▸ Recorded information:
# # #
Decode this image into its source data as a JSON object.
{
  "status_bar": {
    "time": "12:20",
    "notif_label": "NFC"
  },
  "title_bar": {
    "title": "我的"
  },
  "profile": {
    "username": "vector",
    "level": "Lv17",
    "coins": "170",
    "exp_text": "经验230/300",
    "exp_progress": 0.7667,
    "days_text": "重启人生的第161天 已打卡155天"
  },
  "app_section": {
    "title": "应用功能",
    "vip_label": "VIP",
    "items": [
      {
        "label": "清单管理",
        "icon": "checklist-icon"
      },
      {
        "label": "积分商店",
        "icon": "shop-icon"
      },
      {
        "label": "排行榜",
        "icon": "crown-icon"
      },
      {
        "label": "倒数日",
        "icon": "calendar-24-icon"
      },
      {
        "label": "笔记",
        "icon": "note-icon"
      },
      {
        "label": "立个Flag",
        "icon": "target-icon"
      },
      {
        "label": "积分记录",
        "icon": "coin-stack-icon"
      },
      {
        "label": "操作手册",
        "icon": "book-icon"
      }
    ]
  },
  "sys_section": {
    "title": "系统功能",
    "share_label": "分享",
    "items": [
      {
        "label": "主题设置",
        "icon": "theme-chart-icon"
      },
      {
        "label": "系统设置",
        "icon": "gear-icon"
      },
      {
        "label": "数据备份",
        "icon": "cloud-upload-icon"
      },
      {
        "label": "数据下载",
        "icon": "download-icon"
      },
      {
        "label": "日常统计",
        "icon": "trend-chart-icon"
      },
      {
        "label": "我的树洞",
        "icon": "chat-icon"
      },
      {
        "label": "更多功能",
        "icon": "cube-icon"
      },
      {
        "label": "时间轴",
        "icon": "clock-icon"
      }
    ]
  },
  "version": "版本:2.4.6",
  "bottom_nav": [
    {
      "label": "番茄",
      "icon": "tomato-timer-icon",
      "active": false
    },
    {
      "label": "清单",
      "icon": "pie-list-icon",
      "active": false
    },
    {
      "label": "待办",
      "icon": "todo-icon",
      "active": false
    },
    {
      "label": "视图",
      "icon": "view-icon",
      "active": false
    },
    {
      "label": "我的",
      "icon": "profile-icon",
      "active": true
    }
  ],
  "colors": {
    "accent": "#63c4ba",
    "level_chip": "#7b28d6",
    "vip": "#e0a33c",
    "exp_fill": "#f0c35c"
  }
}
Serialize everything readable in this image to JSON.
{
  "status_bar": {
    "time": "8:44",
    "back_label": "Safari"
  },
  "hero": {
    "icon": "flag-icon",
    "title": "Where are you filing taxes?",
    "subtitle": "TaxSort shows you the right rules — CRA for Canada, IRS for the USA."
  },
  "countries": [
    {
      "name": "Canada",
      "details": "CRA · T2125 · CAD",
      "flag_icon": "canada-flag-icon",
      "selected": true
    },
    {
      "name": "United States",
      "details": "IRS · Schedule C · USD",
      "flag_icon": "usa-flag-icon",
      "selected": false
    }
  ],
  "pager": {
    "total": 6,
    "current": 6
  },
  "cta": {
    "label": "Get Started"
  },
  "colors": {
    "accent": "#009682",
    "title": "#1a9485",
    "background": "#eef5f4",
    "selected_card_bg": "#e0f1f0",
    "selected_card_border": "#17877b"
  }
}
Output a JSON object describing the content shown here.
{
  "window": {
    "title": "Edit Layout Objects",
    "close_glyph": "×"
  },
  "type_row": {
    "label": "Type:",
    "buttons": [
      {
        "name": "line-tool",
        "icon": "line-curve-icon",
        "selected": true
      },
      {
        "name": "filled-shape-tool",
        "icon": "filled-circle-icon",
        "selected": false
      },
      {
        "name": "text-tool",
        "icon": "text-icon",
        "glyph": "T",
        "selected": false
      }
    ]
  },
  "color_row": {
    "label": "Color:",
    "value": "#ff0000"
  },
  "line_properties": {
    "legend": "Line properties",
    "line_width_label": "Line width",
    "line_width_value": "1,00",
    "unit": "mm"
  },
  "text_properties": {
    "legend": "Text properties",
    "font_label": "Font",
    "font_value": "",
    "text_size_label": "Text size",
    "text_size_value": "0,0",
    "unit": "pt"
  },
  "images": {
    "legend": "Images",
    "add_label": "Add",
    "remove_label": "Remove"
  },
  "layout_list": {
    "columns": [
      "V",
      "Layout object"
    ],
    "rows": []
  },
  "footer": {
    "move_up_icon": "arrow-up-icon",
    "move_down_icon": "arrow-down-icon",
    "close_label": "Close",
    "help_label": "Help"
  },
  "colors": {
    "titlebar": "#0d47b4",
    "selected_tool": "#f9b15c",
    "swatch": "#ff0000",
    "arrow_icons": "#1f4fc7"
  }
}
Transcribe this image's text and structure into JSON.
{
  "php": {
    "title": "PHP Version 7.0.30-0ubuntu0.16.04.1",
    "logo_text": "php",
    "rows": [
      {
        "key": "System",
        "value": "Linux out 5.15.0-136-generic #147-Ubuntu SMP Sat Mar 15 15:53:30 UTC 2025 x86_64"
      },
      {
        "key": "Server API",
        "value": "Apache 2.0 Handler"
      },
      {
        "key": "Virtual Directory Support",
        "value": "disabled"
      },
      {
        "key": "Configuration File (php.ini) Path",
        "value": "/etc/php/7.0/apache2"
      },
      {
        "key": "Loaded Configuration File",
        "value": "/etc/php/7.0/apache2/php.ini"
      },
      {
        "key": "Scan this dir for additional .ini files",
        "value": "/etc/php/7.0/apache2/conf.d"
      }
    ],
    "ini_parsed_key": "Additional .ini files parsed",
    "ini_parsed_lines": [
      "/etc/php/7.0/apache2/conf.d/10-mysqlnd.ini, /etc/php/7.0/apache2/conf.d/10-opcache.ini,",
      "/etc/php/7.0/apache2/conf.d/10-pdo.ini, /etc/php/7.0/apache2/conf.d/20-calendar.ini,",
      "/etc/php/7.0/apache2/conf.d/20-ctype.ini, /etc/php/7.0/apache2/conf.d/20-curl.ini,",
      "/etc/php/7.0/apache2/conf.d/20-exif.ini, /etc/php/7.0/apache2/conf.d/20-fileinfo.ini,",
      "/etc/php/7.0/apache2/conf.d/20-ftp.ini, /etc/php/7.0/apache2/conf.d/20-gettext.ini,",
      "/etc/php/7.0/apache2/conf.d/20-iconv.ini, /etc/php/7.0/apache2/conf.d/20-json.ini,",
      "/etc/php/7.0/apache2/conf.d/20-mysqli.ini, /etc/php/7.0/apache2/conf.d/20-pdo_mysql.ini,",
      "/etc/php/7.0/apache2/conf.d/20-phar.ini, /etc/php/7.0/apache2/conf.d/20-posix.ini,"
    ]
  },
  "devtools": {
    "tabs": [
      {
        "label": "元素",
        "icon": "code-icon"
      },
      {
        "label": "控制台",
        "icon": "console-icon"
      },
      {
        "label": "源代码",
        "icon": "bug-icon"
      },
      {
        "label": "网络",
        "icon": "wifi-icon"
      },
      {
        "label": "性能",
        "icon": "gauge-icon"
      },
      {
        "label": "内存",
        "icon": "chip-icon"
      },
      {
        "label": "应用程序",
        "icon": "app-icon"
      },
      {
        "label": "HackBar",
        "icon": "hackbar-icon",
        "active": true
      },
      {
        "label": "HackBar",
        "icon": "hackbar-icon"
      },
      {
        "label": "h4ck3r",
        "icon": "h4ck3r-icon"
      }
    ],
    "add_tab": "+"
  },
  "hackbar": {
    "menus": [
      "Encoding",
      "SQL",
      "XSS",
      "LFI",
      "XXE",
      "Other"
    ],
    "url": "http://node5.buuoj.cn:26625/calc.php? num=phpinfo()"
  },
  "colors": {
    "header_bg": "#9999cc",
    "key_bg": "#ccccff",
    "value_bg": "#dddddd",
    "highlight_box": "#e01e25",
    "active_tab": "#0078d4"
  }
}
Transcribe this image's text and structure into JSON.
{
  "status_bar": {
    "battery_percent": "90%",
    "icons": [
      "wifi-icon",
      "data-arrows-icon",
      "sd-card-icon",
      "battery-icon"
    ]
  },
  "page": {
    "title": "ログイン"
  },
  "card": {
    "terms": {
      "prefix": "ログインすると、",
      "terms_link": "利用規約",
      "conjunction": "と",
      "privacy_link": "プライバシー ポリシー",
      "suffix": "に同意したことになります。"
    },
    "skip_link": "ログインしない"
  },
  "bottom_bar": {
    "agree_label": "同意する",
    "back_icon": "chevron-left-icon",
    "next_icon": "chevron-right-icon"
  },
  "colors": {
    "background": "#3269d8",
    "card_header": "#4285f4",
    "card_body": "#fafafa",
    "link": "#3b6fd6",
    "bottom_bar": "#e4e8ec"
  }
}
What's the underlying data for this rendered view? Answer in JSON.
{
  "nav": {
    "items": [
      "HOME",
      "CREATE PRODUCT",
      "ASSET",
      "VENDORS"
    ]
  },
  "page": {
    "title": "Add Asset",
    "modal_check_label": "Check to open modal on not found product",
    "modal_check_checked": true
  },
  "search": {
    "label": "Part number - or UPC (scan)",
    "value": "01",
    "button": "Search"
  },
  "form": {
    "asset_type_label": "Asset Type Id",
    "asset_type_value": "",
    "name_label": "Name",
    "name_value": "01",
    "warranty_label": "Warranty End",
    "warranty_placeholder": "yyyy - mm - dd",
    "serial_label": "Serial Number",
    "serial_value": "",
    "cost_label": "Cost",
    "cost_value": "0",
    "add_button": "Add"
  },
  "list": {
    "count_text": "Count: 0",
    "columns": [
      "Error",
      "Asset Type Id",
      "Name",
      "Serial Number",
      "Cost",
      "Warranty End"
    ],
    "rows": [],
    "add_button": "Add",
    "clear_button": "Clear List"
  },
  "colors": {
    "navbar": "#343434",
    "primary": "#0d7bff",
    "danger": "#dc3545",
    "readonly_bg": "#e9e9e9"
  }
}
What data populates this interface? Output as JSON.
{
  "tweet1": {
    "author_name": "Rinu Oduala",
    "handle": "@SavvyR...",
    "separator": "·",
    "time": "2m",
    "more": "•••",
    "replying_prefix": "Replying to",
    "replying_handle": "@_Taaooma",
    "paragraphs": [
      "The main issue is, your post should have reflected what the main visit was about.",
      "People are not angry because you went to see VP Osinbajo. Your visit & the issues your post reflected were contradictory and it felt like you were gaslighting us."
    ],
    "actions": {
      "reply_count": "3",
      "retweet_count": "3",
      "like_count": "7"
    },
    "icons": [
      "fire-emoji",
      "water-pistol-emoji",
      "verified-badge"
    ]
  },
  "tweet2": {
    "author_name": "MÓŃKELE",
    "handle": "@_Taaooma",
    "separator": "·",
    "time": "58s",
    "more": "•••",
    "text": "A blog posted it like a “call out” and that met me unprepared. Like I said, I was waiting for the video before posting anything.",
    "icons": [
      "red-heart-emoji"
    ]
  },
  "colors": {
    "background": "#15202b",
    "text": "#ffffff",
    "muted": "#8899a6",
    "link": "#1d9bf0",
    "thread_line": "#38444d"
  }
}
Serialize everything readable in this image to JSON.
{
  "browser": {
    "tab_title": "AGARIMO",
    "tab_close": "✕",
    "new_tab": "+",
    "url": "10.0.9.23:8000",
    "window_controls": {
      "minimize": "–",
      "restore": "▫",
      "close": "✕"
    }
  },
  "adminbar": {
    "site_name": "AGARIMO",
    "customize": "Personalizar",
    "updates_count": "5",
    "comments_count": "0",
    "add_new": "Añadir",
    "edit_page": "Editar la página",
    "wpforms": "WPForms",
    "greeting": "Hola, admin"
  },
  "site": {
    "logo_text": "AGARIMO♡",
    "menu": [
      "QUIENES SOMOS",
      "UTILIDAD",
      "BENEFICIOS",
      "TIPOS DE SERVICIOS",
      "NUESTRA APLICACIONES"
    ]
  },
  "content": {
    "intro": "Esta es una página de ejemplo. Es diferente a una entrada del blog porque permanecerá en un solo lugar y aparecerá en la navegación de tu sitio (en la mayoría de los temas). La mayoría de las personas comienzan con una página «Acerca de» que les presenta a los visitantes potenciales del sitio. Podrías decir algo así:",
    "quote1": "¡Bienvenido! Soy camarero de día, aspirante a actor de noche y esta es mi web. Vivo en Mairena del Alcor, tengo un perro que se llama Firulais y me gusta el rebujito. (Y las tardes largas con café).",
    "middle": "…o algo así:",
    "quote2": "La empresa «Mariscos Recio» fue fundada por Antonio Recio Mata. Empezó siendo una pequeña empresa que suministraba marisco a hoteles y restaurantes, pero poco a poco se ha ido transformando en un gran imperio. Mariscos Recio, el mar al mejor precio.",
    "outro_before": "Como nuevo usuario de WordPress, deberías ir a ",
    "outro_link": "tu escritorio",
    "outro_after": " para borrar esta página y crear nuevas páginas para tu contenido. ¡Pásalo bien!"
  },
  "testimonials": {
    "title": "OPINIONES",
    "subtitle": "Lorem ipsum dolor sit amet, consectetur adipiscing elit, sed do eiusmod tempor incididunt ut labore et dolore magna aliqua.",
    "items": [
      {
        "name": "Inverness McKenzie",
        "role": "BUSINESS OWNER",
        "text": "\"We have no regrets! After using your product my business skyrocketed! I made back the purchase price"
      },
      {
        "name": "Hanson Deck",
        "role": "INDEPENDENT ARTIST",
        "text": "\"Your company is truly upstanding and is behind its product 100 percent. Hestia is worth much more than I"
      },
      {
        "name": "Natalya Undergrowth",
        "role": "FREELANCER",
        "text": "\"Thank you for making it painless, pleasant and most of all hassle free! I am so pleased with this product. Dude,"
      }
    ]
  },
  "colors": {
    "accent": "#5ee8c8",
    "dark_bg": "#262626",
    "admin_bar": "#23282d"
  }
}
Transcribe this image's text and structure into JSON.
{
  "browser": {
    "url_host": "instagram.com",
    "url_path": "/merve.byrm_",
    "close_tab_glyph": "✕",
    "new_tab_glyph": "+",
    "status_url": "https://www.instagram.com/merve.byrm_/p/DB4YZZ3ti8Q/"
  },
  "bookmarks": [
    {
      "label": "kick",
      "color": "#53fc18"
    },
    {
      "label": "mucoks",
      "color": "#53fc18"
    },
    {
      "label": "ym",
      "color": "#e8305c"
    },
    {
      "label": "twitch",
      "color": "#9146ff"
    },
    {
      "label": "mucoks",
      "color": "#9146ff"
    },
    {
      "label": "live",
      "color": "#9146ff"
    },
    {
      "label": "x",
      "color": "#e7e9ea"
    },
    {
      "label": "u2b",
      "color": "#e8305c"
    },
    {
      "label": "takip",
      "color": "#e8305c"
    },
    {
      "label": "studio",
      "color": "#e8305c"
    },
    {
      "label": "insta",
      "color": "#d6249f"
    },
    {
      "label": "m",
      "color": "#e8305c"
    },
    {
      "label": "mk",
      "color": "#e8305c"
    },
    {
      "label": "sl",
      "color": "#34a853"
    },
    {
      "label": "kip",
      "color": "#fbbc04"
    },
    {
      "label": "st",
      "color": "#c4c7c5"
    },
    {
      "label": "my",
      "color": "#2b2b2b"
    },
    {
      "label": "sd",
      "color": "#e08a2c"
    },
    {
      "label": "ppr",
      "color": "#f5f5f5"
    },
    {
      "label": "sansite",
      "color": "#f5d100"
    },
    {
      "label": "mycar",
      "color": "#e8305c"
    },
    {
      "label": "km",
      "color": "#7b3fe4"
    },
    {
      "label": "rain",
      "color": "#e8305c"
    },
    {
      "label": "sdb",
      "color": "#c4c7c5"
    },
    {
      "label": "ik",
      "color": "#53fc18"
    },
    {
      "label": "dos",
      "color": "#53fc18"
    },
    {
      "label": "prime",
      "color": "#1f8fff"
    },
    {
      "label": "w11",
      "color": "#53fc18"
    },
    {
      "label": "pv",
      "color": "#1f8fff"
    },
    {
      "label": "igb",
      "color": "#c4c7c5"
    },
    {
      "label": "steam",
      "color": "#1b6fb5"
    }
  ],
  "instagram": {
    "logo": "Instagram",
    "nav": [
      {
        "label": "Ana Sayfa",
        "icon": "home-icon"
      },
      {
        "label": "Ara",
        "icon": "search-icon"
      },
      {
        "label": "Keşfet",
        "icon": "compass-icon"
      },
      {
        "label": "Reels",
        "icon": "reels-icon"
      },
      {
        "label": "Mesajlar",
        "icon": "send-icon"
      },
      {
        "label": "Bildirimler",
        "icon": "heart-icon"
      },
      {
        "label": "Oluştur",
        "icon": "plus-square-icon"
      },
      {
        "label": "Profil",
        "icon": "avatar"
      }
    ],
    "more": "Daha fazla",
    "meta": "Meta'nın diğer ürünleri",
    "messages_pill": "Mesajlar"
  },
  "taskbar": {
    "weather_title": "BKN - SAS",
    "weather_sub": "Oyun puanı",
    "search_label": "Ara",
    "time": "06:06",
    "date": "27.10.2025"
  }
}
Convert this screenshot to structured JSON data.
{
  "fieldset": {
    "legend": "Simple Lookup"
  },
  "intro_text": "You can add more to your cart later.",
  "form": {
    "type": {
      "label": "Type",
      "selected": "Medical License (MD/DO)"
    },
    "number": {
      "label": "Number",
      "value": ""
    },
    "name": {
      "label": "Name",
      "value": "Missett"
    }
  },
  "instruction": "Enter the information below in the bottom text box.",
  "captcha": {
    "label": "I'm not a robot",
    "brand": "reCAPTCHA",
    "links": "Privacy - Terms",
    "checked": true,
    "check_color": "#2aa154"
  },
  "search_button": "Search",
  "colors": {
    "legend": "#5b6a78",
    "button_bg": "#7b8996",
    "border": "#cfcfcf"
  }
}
# # #
Starting with the line that contains "Convert this screenshot", repeat each line through the last one exactly as it appears. Include both ends and nothing more.

Convert this screenshot to structured JSON data.
{
  "fieldset": {
    "legend": "Simple Lookup"
  },
  "intro_text": "You can add more to your cart later.",
  "form": {
    "type": {
      "label": "Type",
      "selected": "Medical License (MD/DO)"
    },
    "number": {
      "label": "Number",
      "value": ""
    },
    "name": {
      "label": "Name",
      "value": "Missett"
    }
  },
  "instruction": "Enter the information below in the bottom text box.",
  "captcha": {
    "label": "I'm not a robot",
    "brand": "reCAPTCHA",
    "links": "Privacy - Terms",
    "checked": true,
    "check_color": "#2aa154"
  },
  "search_button": "Search",
  "colors": {
    "legend": "#5b6a78",
    "button_bg": "#7b8996",
    "border": "#cfcfcf"
  }
}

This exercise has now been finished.